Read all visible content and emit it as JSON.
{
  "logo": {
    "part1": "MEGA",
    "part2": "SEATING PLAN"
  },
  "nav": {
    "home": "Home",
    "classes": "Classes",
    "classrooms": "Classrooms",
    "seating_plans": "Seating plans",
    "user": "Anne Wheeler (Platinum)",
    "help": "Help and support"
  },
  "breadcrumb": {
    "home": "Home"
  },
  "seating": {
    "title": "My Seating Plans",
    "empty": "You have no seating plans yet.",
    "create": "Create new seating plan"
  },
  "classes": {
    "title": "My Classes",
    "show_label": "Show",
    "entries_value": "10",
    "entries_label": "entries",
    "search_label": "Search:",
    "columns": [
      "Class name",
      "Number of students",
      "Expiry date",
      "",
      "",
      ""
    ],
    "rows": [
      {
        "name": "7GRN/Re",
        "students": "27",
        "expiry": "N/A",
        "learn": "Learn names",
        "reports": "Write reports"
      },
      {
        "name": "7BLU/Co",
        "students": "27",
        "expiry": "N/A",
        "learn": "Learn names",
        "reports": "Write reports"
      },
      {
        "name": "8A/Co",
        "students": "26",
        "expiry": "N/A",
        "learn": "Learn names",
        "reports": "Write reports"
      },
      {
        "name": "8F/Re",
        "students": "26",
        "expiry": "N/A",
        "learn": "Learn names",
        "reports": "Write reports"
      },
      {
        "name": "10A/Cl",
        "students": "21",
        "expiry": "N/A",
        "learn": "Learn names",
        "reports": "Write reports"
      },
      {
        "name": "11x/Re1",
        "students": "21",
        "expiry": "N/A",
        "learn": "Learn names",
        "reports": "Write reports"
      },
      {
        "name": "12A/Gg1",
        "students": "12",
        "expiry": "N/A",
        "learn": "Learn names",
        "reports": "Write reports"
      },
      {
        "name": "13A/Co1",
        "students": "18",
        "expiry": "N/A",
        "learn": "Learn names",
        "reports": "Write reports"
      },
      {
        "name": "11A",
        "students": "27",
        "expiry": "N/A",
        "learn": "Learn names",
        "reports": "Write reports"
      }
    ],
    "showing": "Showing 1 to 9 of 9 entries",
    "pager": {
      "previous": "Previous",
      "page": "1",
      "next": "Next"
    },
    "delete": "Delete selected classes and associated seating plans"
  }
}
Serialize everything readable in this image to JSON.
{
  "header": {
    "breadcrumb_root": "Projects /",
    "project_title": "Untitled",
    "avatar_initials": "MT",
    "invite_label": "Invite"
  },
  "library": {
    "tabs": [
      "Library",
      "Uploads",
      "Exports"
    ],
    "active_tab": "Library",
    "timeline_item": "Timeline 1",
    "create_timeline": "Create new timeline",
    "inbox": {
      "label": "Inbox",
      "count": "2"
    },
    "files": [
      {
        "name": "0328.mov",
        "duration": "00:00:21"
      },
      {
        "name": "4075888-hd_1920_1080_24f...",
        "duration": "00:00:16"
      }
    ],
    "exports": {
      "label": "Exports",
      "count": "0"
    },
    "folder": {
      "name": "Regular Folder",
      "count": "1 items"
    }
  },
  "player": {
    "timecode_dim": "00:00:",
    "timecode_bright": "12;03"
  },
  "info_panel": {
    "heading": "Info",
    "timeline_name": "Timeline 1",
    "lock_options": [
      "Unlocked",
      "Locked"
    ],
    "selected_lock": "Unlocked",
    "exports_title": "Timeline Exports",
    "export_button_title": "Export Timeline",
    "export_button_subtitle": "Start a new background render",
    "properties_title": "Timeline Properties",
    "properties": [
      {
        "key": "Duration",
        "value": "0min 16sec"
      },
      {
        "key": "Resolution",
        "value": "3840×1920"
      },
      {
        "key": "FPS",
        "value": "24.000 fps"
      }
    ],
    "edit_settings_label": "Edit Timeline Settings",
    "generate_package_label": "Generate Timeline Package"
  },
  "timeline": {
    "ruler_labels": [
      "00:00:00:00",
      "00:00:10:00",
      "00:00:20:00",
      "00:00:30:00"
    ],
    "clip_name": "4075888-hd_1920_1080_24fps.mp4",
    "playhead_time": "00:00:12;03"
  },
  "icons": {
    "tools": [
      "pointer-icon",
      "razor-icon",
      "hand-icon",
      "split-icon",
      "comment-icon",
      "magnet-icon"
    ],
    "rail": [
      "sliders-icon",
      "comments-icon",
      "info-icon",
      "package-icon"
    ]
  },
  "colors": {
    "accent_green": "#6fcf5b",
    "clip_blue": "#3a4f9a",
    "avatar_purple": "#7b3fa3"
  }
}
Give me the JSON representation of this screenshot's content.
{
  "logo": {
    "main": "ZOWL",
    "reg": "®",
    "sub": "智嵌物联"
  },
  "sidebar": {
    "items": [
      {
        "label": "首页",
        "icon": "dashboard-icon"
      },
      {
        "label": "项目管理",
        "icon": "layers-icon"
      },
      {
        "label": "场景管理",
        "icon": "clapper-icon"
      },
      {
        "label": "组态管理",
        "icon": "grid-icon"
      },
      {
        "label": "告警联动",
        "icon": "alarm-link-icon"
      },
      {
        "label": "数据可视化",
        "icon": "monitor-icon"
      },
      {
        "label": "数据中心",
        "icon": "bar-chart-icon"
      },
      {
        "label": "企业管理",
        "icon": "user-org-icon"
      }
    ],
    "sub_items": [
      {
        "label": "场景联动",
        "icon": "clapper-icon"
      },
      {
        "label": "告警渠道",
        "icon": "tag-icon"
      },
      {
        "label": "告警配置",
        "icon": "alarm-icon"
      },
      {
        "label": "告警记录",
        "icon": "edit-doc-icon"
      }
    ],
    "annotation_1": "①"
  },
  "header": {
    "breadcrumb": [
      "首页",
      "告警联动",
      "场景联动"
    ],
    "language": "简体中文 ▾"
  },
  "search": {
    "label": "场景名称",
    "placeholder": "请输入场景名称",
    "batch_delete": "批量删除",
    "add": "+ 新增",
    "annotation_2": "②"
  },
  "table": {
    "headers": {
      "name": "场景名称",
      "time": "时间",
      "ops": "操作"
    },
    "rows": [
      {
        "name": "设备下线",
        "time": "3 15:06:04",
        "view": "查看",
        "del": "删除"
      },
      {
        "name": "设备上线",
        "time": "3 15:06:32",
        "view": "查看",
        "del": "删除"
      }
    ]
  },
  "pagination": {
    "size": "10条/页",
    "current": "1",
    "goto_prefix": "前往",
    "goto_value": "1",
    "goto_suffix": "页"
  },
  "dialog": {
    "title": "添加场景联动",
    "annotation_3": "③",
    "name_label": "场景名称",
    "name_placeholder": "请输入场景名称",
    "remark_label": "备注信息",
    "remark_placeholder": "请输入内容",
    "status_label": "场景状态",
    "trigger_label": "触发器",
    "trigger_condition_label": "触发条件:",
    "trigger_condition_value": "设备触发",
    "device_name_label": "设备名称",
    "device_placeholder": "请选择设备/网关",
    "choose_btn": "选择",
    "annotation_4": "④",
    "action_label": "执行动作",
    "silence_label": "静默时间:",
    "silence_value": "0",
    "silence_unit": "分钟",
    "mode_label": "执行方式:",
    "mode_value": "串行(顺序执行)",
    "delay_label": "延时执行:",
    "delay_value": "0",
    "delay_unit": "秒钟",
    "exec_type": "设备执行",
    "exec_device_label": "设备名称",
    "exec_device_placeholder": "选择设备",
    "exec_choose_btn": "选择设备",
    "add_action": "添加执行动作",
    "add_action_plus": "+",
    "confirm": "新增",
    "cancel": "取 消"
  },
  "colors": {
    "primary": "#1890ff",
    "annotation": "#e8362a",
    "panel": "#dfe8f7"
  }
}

### WORK TO DO
Produce an exact copy of every entry above.

### THE ANSWER
Read all visible content and emit it as JSON.
{
  "logo": {
    "part1": "MEGA",
    "part2": "SEATING PLAN"
  },
  "nav": {
    "home": "Home",
    "classes": "Classes",
    "classrooms": "Classrooms",
    "seating_plans": "Seating plans",
    "user": "Anne Wheeler (Platinum)",
    "help": "Help and support"
  },
  "breadcrumb": {
    "home": "Home"
  },
  "seating": {
    "title": "My Seating Plans",
    "empty": "You have no seating plans yet.",
    "create": "Create new seating plan"
  },
  "classes": {
    "title": "My Classes",
    "show_label": "Show",
    "entries_value": "10",
    "entries_label": "entries",
    "search_label": "Search:",
    "columns": [
      "Class name",
      "Number of students",
      "Expiry date",
      "",
      "",
      ""
    ],
    "rows": [
      {
        "name": "7GRN/Re",
        "students": "27",
        "expiry": "N/A",
        "learn": "Learn names",
        "reports": "Write reports"
      },
      {
        "name": "7BLU/Co",
        "students": "27",
        "expiry": "N/A",
        "learn": "Learn names",
        "reports": "Write reports"
      },
      {
        "name": "8A/Co",
        "students": "26",
        "expiry": "N/A",
        "learn": "Learn names",
        "reports": "Write reports"
      },
      {
        "name": "8F/Re",
        "students": "26",
        "expiry": "N/A",
        "learn": "Learn names",
        "reports": "Write reports"
      },
      {
        "name": "10A/Cl",
        "students": "21",
        "expiry": "N/A",
        "learn": "Learn names",
        "reports": "Write reports"
      },
      {
        "name": "11x/Re1",
        "students": "21",
        "expiry": "N/A",
        "learn": "Learn names",
        "reports": "Write reports"
      },
      {
        "name": "12A/Gg1",
        "students": "12",
        "expiry": "N/A",
        "learn": "Learn names",
        "reports": "Write reports"
      },
      {
        "name": "13A/Co1",
        "students": "18",
        "expiry": "N/A",
        "learn": "Learn names",
        "reports": "Write reports"
      },
      {
        "name": "11A",
        "students": "27",
        "expiry": "N/A",
        "learn": "Learn names",
        "reports": "Write reports"
      }
    ],
    "showing": "Showing 1 to 9 of 9 entries",
    "pager": {
      "previous": "Previous",
      "page": "1",
      "next": "Next"
    },
    "delete": "Delete selected classes and associated seating plans"
  }
}
Serialize everything readable in this image to JSON.
{
  "header": {
    "breadcrumb_root": "Projects /",
    "project_title": "Untitled",
    "avatar_initials": "MT",
    "invite_label": "Invite"
  },
  "library": {
    "tabs": [
      "Library",
      "Uploads",
      "Exports"
    ],
    "active_tab": "Library",
    "timeline_item": "Timeline 1",
    "create_timeline": "Create new timeline",
    "inbox": {
      "label": "Inbox",
      "count": "2"
    },
    "files": [
      {
        "name": "0328.mov",
        "duration": "00:00:21"
      },
      {
        "name": "4075888-hd_1920_1080_24f...",
        "duration": "00:00:16"
      }
    ],
    "exports": {
      "label": "Exports",
      "count": "0"
    },
    "folder": {
      "name": "Regular Folder",
      "count": "1 items"
    }
  },
  "player": {
    "timecode_dim": "00:00:",
    "timecode_bright": "12;03"
  },
  "info_panel": {
    "heading": "Info",
    "timeline_name": "Timeline 1",
    "lock_options": [
      "Unlocked",
      "Locked"
    ],
    "selected_lock": "Unlocked",
    "exports_title": "Timeline Exports",
    "export_button_title": "Export Timeline",
    "export_button_subtitle": "Start a new background render",
    "properties_title": "Timeline Properties",
    "properties": [
      {
        "key": "Duration",
        "value": "0min 16sec"
      },
      {
        "key": "Resolution",
        "value": "3840×1920"
      },
      {
        "key": "FPS",
        "value": "24.000 fps"
      }
    ],
    "edit_settings_label": "Edit Timeline Settings",
    "generate_package_label": "Generate Timeline Package"
  },
  "timeline": {
    "ruler_labels": [
      "00:00:00:00",
      "00:00:10:00",
      "00:00:20:00",
      "00:00:30:00"
    ],
    "clip_name": "4075888-hd_1920_1080_24fps.mp4",
    "playhead_time": "00:00:12;03"
  },
  "icons": {
    "tools": [
      "pointer-icon",
      "razor-icon",
      "hand-icon",
      "split-icon",
      "comment-icon",
      "magnet-icon"
    ],
    "rail": [
      "sliders-icon",
      "comments-icon",
      "info-icon",
      "package-icon"
    ]
  },
  "colors": {
    "accent_green": "#6fcf5b",
    "clip_blue": "#3a4f9a",
    "avatar_purple": "#7b3fa3"
  }
}
Give me the JSON representation of this screenshot's content.
{
  "logo": {
    "main": "ZOWL",
    "reg": "®",
    "sub": "智嵌物联"
  },
  "sidebar": {
    "items": [
      {
        "label": "首页",
        "icon": "dashboard-icon"
      },
      {
        "label": "项目管理",
        "icon": "layers-icon"
      },
      {
        "label": "场景管理",
        "icon": "clapper-icon"
      },
      {
        "label": "组态管理",
        "icon": "grid-icon"
      },
      {
        "label": "告警联动",
        "icon": "alarm-link-icon"
      },
      {
        "label": "数据可视化",
        "icon": "monitor-icon"
      },
      {
        "label": "数据中心",
        "icon": "bar-chart-icon"
      },
      {
        "label": "企业管理",
        "icon": "user-org-icon"
      }
    ],
    "sub_items": [
      {
        "label": "场景联动",
        "icon": "clapper-icon"
      },
      {
        "label": "告警渠道",
        "icon": "tag-icon"
      },
      {
        "label": "告警配置",
        "icon": "alarm-icon"
      },
      {
        "label": "告警记录",
        "icon": "edit-doc-icon"
      }
    ],
    "annotation_1": "①"
  },
  "header": {
    "breadcrumb": [
      "首页",
      "告警联动",
      "场景联动"
    ],
    "language": "简体中文 ▾"
  },
  "search": {
    "label": "场景名称",
    "placeholder": "请输入场景名称",
    "batch_delete": "批量删除",
    "add": "+ 新增",
    "annotation_2": "②"
  },
  "table": {
    "headers": {
      "name": "场景名称",
      "time": "时间",
      "ops": "操作"
    },
    "rows": [
      {
        "name": "设备下线",
        "time": "3 15:06:04",
        "view": "查看",
        "del": "删除"
      },
      {
        "name": "设备上线",
        "time": "3 15:06:32",
        "view": "查看",
        "del": "删除"
      }
    ]
  },
  "pagination": {
    "size": "10条/页",
    "current": "1",
    "goto_prefix": "前往",
    "goto_value": "1",
    "goto_suffix": "页"
  },
  "dialog": {
    "title": "添加场景联动",
    "annotation_3": "③",
    "name_label": "场景名称",
    "name_placeholder": "请输入场景名称",
    "remark_label": "备注信息",
    "remark_placeholder": "请输入内容",
    "status_label": "场景状态",
    "trigger_label": "触发器",
    "trigger_condition_label": "触发条件:",
    "trigger_condition_value": "设备触发",
    "device_name_label": "设备名称",
    "device_placeholder": "请选择设备/网关",
    "choose_btn": "选择",
    "annotation_4": "④",
    "action_label": "执行动作",
    "silence_label": "静默时间:",
    "silence_value": "0",
    "silence_unit": "分钟",
    "mode_label": "执行方式:",
    "mode_value": "串行(顺序执行)",
    "delay_label": "延时执行:",
    "delay_value": "0",
    "delay_unit": "秒钟",
    "exec_type": "设备执行",
    "exec_device_label": "设备名称",
    "exec_device_placeholder": "选择设备",
    "exec_choose_btn": "选择设备",
    "add_action": "添加执行动作",
    "add_action_plus": "+",
    "confirm": "新增",
    "cancel": "取 消"
  },
  "colors": {
    "primary": "#1890ff",
    "annotation": "#e8362a",
    "panel": "#dfe8f7"
  }
}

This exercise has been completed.